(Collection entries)

** START **

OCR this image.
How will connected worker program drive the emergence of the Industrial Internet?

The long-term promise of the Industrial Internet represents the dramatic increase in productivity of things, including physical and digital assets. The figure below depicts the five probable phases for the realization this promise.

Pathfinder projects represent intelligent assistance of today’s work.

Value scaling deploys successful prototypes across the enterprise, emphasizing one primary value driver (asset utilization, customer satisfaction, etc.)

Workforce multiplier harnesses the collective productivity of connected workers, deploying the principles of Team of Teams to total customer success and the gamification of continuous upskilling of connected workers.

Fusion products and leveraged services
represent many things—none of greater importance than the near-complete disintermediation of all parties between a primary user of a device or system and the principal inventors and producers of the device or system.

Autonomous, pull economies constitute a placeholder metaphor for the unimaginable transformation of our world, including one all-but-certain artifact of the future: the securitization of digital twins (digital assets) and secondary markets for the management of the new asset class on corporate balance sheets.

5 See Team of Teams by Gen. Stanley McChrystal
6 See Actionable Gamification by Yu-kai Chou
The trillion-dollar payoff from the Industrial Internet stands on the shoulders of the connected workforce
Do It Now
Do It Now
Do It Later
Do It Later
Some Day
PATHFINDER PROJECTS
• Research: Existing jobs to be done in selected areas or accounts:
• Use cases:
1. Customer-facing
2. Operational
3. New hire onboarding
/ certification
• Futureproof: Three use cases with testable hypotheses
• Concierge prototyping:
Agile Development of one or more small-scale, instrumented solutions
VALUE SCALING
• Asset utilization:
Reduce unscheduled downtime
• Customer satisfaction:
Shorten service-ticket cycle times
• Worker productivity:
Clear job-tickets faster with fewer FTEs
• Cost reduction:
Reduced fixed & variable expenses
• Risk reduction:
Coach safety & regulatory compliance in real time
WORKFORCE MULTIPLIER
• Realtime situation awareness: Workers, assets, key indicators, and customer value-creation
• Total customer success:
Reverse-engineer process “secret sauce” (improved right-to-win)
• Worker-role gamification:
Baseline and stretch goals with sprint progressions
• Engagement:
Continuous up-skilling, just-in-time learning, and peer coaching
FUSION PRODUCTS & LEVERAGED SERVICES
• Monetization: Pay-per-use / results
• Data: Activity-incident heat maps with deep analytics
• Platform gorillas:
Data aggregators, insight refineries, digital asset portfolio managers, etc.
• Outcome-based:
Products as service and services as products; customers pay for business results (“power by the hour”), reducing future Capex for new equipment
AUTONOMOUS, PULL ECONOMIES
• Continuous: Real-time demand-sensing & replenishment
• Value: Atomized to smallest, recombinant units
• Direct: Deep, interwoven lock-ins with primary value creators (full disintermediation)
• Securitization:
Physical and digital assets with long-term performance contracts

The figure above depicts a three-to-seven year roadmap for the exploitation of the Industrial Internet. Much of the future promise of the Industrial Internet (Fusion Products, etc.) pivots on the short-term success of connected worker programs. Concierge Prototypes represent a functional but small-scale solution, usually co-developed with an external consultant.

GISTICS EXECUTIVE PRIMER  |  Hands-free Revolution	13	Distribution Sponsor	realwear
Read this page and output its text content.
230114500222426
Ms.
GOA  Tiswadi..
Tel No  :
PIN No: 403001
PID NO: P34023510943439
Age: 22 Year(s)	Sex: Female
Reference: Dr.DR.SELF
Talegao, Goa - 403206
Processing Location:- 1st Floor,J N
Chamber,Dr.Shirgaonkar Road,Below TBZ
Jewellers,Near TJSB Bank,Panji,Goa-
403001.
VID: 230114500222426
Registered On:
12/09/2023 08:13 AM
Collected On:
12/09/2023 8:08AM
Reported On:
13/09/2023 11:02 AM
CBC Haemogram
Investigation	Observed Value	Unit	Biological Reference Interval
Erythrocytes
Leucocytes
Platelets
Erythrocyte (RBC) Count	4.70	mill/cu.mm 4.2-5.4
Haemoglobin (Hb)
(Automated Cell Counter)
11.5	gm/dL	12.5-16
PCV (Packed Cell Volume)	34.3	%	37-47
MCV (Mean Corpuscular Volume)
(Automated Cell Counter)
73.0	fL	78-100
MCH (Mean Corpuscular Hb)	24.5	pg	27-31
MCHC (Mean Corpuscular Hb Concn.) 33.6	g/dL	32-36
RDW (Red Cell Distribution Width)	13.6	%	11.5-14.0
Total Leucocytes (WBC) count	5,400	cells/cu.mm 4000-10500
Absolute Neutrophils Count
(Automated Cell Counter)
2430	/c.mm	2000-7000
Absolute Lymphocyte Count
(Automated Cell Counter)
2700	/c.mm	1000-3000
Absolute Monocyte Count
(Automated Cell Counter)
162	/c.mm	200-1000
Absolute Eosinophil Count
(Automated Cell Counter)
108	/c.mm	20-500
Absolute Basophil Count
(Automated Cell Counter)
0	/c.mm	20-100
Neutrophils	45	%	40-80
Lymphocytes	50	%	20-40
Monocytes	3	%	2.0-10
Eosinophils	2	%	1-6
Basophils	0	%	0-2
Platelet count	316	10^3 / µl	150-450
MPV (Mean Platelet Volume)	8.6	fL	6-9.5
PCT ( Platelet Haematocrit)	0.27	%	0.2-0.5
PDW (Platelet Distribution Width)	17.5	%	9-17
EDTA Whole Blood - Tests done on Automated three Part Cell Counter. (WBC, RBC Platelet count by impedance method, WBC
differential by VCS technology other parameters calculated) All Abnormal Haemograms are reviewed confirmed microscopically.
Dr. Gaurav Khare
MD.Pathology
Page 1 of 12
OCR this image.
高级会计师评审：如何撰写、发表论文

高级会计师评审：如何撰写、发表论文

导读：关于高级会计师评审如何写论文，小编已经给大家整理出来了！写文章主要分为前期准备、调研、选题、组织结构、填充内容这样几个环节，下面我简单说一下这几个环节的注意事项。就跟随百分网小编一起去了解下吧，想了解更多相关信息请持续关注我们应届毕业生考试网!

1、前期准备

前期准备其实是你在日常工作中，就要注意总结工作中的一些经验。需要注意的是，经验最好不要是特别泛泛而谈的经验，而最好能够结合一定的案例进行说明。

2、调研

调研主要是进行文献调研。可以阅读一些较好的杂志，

** END **

→ **Aim**: How many of the lines above include the string "disintermediation"? Answer with the number only.

→ **Response below**: 2